Entries from a dataset
● ● ● ● ● ● ●
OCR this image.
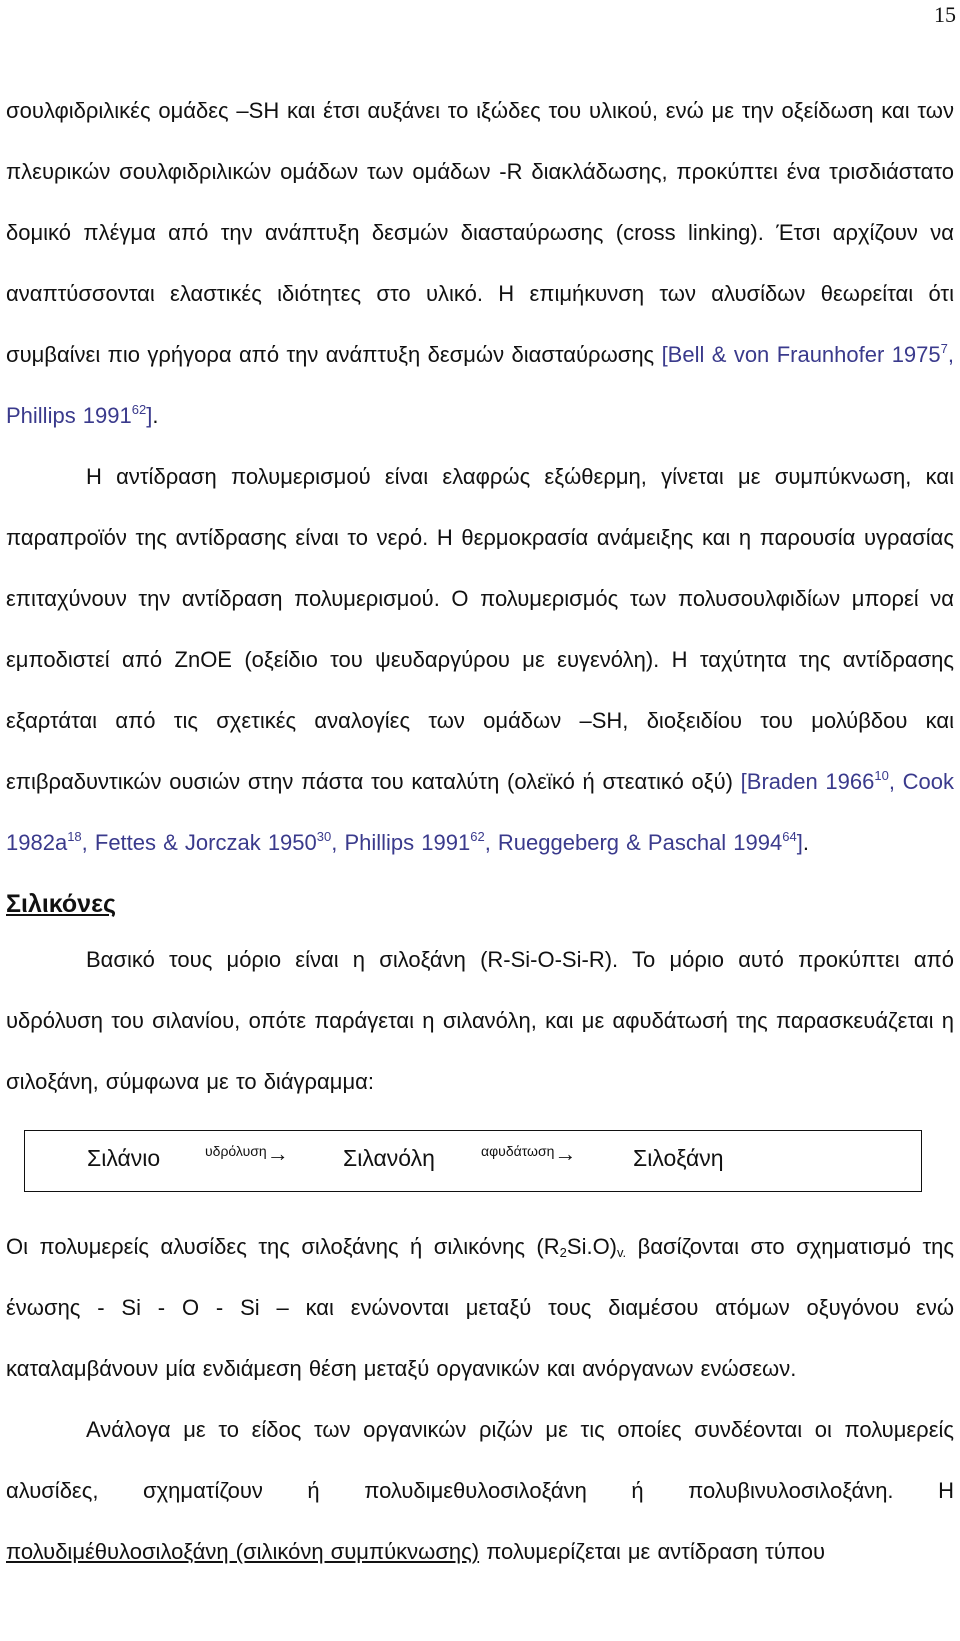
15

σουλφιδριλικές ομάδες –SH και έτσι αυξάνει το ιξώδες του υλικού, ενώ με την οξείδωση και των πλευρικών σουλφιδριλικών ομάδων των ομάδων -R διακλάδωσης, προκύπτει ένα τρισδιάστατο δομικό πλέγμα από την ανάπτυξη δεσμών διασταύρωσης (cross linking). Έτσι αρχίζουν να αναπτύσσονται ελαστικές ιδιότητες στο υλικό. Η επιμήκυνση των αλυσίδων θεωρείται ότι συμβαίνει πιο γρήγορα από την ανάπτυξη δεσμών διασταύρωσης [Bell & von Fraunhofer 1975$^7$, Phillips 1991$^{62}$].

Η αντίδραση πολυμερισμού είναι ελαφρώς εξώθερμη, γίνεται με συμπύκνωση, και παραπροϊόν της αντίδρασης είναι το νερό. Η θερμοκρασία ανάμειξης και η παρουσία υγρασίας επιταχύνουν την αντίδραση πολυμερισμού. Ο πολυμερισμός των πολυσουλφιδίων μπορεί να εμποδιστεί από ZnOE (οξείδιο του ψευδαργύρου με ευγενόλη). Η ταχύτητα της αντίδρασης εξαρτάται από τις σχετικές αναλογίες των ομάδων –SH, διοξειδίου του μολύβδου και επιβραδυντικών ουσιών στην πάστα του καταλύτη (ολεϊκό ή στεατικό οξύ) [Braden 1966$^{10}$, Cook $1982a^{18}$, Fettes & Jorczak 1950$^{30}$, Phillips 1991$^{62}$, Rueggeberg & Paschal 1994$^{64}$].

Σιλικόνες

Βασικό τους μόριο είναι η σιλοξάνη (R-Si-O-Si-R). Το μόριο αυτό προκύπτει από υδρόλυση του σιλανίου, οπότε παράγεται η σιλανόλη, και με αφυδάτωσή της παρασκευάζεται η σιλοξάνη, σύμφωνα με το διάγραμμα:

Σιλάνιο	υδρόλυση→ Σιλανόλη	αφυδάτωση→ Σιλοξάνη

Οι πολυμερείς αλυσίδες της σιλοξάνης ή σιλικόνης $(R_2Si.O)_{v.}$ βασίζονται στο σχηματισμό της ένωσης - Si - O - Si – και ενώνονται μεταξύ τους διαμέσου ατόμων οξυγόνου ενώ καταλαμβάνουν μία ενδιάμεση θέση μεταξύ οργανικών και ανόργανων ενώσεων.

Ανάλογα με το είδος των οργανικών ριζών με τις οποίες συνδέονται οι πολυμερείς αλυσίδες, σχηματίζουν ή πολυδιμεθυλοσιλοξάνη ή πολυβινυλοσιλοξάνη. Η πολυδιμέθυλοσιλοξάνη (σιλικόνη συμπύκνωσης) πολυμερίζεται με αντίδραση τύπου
● ● ● ● ● ● ●
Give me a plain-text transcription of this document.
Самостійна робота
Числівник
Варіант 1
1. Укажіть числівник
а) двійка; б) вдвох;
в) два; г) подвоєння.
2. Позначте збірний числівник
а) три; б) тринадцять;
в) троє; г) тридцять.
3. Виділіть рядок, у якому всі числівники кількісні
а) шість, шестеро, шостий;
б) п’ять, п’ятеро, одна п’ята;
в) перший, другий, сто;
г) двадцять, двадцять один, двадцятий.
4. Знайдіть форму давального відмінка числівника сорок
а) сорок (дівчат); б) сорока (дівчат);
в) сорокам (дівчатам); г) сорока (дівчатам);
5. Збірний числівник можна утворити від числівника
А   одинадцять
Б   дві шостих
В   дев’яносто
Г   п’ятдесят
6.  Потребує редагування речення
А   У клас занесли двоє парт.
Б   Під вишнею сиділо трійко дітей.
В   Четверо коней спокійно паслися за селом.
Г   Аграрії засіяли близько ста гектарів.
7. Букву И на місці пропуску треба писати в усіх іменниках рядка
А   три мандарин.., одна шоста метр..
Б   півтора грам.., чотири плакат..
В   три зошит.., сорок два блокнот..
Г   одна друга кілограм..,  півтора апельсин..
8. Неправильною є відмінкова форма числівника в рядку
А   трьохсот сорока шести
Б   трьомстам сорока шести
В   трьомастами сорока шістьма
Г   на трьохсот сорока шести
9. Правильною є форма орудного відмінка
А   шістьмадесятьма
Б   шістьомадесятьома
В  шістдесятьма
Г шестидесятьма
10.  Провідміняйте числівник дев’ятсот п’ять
● ● ● ● ● ● ●
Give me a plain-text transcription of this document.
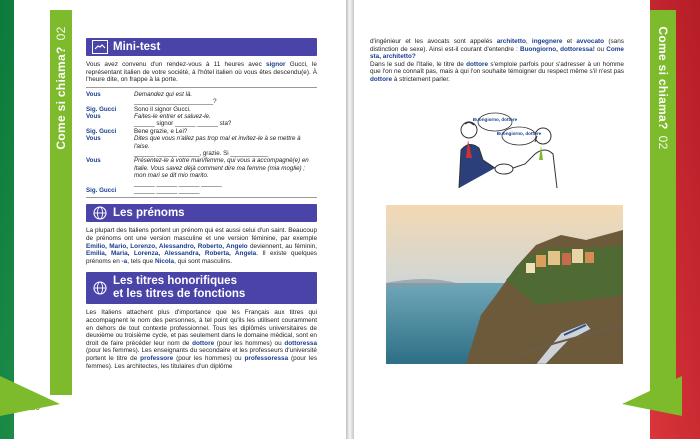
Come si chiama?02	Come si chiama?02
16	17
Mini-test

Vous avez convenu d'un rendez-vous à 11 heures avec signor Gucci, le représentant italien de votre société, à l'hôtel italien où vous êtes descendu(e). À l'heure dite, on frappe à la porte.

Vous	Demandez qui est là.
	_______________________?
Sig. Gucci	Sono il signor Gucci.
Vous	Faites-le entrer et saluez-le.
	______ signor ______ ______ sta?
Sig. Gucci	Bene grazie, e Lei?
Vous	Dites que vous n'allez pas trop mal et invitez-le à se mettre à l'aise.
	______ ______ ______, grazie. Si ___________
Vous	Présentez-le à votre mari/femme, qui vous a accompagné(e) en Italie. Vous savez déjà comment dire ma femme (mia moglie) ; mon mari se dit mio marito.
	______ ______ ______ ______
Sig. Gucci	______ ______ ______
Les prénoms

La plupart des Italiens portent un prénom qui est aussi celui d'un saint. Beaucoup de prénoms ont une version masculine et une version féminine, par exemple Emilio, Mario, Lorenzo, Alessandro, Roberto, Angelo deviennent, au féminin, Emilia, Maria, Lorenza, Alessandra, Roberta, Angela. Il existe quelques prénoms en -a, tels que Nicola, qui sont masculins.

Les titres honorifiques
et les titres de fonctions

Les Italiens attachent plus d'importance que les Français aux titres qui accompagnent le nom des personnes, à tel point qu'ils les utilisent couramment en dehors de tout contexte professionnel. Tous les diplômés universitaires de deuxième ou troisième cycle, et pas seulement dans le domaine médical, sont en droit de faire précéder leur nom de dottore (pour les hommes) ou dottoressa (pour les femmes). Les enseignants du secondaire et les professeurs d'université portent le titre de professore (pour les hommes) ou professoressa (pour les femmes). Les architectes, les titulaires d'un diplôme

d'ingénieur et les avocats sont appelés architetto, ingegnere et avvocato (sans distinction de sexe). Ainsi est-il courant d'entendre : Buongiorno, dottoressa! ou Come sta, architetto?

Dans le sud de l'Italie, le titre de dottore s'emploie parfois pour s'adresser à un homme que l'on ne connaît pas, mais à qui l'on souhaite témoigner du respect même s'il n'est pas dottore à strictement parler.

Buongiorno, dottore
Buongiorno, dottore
● ● ● ● ● ● ●
» **STATED EXERCISE**:
Go through the listing above and locate each line that holds the word "одна". Copy those lines.

» **WRITTEN REPLY**:
б) п’ять, п’ятеро, одна п’ята;
А   три мандарин.., одна шоста метр..
Г   одна друга кілограм..,  півтора апельсин..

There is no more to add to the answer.